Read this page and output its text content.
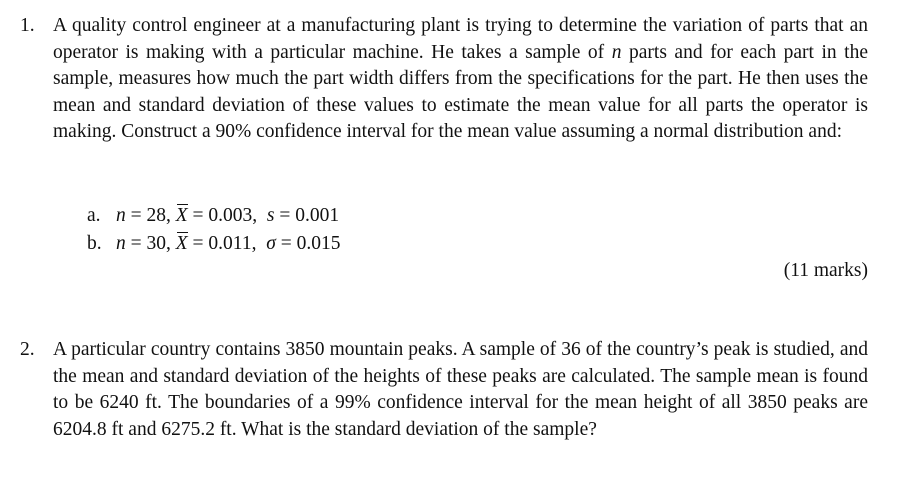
1. A quality control engineer at a manufacturing plant is trying to determine the variation of parts that an operator is making with a particular machine. He takes a sample of n parts and for each part in the sample, measures how much the part width differs from the specifications for the part. He then uses the mean and standard deviation of these values to estimate the mean value for all parts the operator is making. Construct a 90% confidence interval for the mean value assuming a normal distribution and:

a. n = 28, X = 0.003,  s = 0.001
b. n = 30, X = 0.011,  σ = 0.015
(11 marks)
2. A particular country contains 3850 mountain peaks. A sample of 36 of the country’s peak is studied, and the mean and standard deviation of the heights of these peaks are calculated. The sample mean is found to be 6240 ft. The boundaries of a 99% confidence interval for the mean height of all 3850 peaks are 6204.8 ft and 6275.2 ft. What is the standard deviation of the sample?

> TASK BRIEF
Every entry must be transcribed exactly. Pictures do not belong in the copy.

> EXERCISE SOLUTION
Read this page and output its text content.
1. A quality control engineer at a manufacturing plant is trying to determine the variation of parts that an operator is making with a particular machine. He takes a sample of n parts and for each part in the sample, measures how much the part width differs from the specifications for the part. He then uses the mean and standard deviation of these values to estimate the mean value for all parts the operator is making. Construct a 90% confidence interval for the mean value assuming a normal distribution and:

a. n = 28, X = 0.003,  s = 0.001
b. n = 30, X = 0.011,  σ = 0.015
(11 marks)
2. A particular country contains 3850 mountain peaks. A sample of 36 of the country’s peak is studied, and the mean and standard deviation of the heights of these peaks are calculated. The sample mean is found to be 6240 ft. The boundaries of a 99% confidence interval for the mean height of all 3850 peaks are 6204.8 ft and 6275.2 ft. What is the standard deviation of the sample?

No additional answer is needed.